PROBLEM STATEMENT:
Leave out the pictures and repeat the rest of the material exactly.
□ □ □ □ □
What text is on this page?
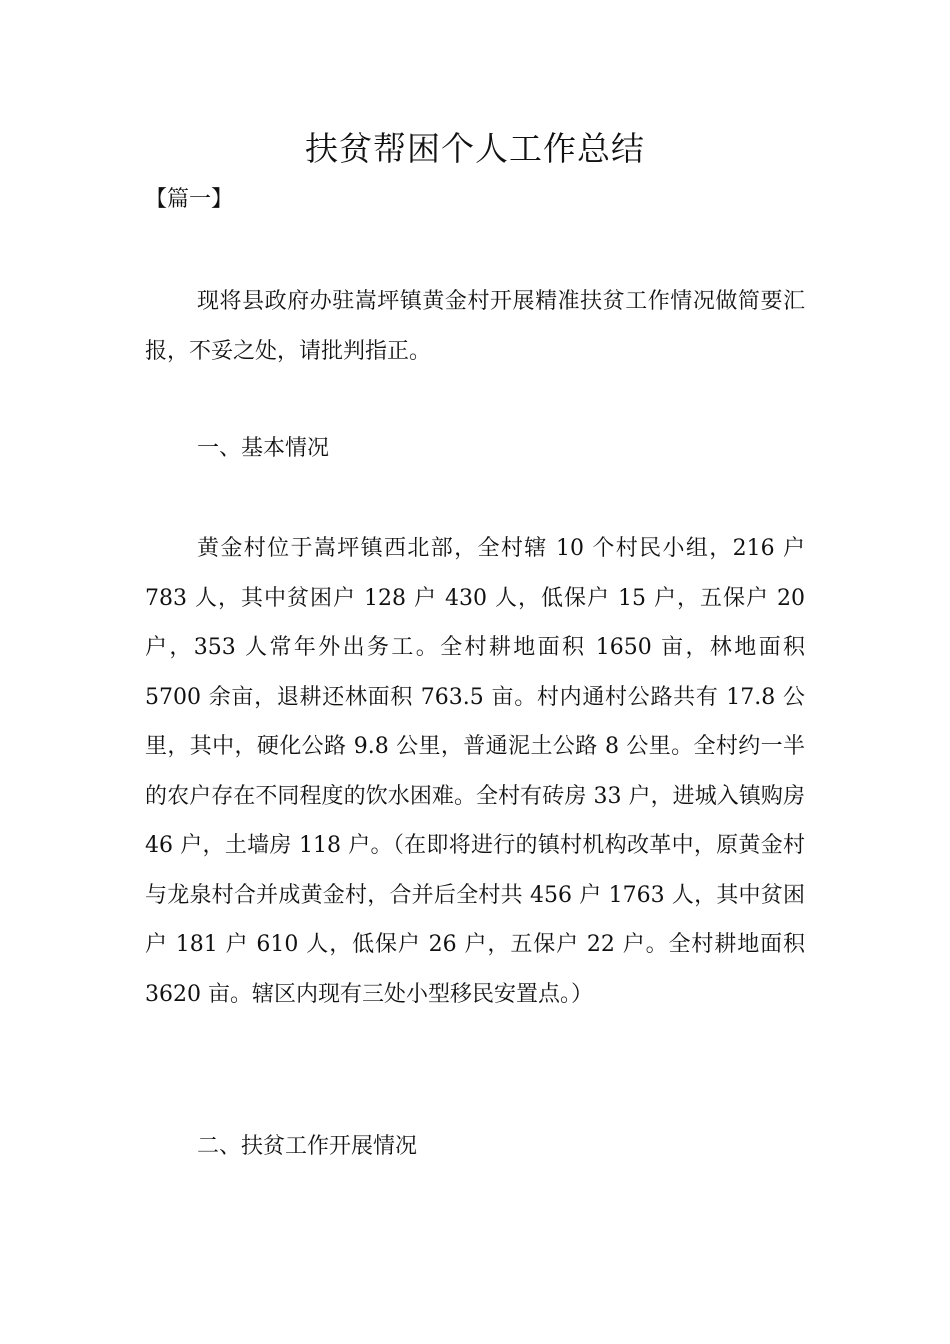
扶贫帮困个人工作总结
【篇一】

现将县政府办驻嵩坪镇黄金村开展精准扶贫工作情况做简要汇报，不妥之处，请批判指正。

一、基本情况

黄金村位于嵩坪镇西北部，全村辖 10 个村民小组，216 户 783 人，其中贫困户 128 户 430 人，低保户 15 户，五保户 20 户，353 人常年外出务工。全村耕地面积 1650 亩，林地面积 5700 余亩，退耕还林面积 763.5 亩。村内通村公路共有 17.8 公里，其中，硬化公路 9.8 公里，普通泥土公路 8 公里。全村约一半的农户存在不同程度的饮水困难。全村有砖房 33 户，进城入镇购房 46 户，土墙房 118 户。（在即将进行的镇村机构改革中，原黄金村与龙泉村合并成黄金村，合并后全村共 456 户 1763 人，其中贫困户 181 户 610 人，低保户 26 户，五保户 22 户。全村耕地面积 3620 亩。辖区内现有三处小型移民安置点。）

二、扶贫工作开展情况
□ □ □ □ □
SOLUTION TO THE EXERCISE:
What text is on this page?
扶贫帮困个人工作总结
【篇一】

现将县政府办驻嵩坪镇黄金村开展精准扶贫工作情况做简要汇报，不妥之处，请批判指正。

一、基本情况

黄金村位于嵩坪镇西北部，全村辖 10 个村民小组，216 户 783 人，其中贫困户 128 户 430 人，低保户 15 户，五保户 20 户，353 人常年外出务工。全村耕地面积 1650 亩，林地面积 5700 余亩，退耕还林面积 763.5 亩。村内通村公路共有 17.8 公里，其中，硬化公路 9.8 公里，普通泥土公路 8 公里。全村约一半的农户存在不同程度的饮水困难。全村有砖房 33 户，进城入镇购房 46 户，土墙房 118 户。（在即将进行的镇村机构改革中，原黄金村与龙泉村合并成黄金村，合并后全村共 456 户 1763 人，其中贫困户 181 户 610 人，低保户 26 户，五保户 22 户。全村耕地面积 3620 亩。辖区内现有三处小型移民安置点。）

二、扶贫工作开展情况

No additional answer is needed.